- _EXERCISE PROMPT_:
Wherever the string "asuhan" appears in the listing, copy that line.

- _TASK INPUT_:
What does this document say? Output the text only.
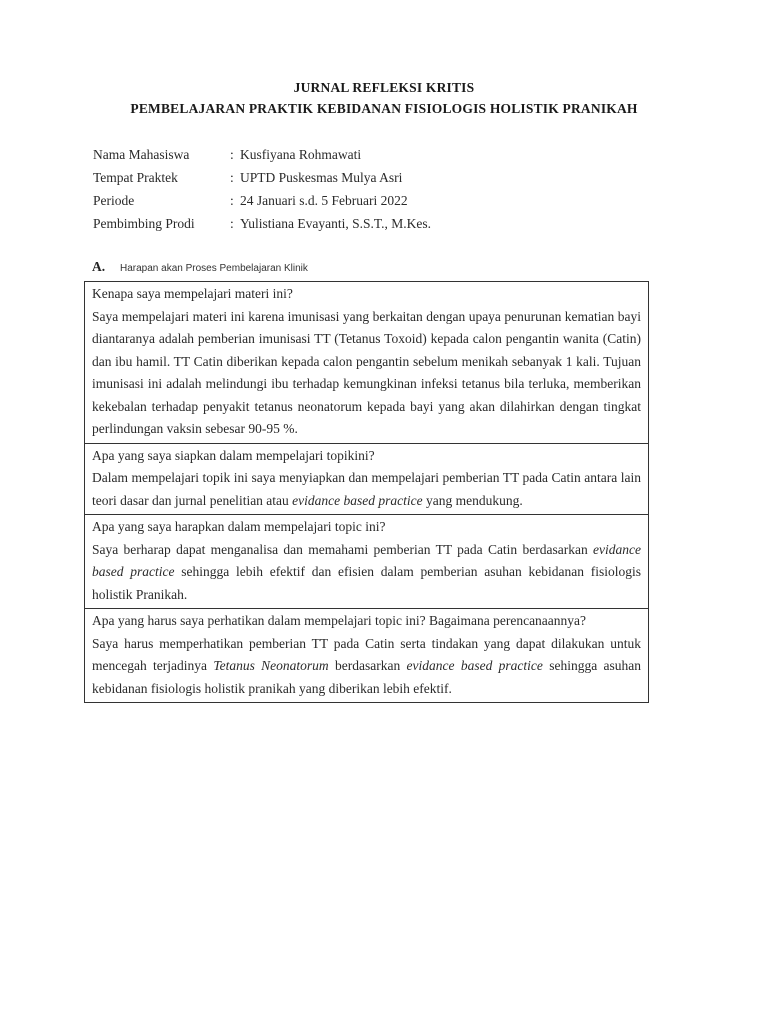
JURNAL REFLEKSI KRITIS
PEMBELAJARAN PRAKTIK KEBIDANAN FISIOLOGIS HOLISTIK PRANIKAH
Nama Mahasiswa	: Kusfiyana Rohmawati
Tempat Praktek	: UPTD Puskesmas Mulya Asri
Periode	: 24 Januari s.d. 5 Februari 2022
Pembimbing Prodi	: Yulistiana Evayanti, S.S.T., M.Kes.
A.	Harapan akan Proses Pembelajaran Klinik

Kenapa saya mempelajari materi ini?

Saya mempelajari materi ini karena imunisasi yang berkaitan dengan upaya penurunan kematian bayi diantaranya adalah pemberian imunisasi TT (Tetanus Toxoid) kepada calon pengantin wanita (Catin) dan ibu hamil. TT Catin diberikan kepada calon pengantin sebelum menikah sebanyak 1 kali. Tujuan imunisasi ini adalah melindungi ibu terhadap kemungkinan infeksi tetanus bila terluka, memberikan kekebalan terhadap penyakit tetanus neonatorum kepada bayi yang akan dilahirkan dengan tingkat perlindungan vaksin sebesar 90-95 %.

Apa yang saya siapkan dalam mempelajari topikini?

Dalam mempelajari topik ini saya menyiapkan dan mempelajari pemberian TT pada Catin antara lain teori dasar dan jurnal penelitian atau evidance based practice yang mendukung.

Apa yang saya harapkan dalam mempelajari topic ini?

Saya berharap dapat menganalisa dan memahami pemberian TT pada Catin berdasarkan evidance based practice sehingga lebih efektif dan efisien dalam pemberian asuhan kebidanan fisiologis holistik Pranikah.

Apa yang harus saya perhatikan dalam mempelajari topic ini? Bagaimana perencanaannya?

Saya harus memperhatikan pemberian TT pada Catin serta tindakan yang dapat dilakukan untuk mencegah terjadinya Tetanus Neonatorum berdasarkan evidance based practice sehingga asuhan kebidanan fisiologis holistik pranikah yang diberikan lebih efektif.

- _OUTPUT BELOW_:
Saya berharap dapat menganalisa dan memahami pemberian TT pada Catin berdasarkan evidance based practice sehingga lebih efektif dan efisien dalam pemberian asuhan kebidanan fisiologis holistik Pranikah.
Saya harus memperhatikan pemberian TT pada Catin serta tindakan yang dapat dilakukan untuk mencegah terjadinya Tetanus Neonatorum berdasarkan evidance based practice sehingga asuhan kebidanan fisiologis holistik pranikah yang diberikan lebih efektif.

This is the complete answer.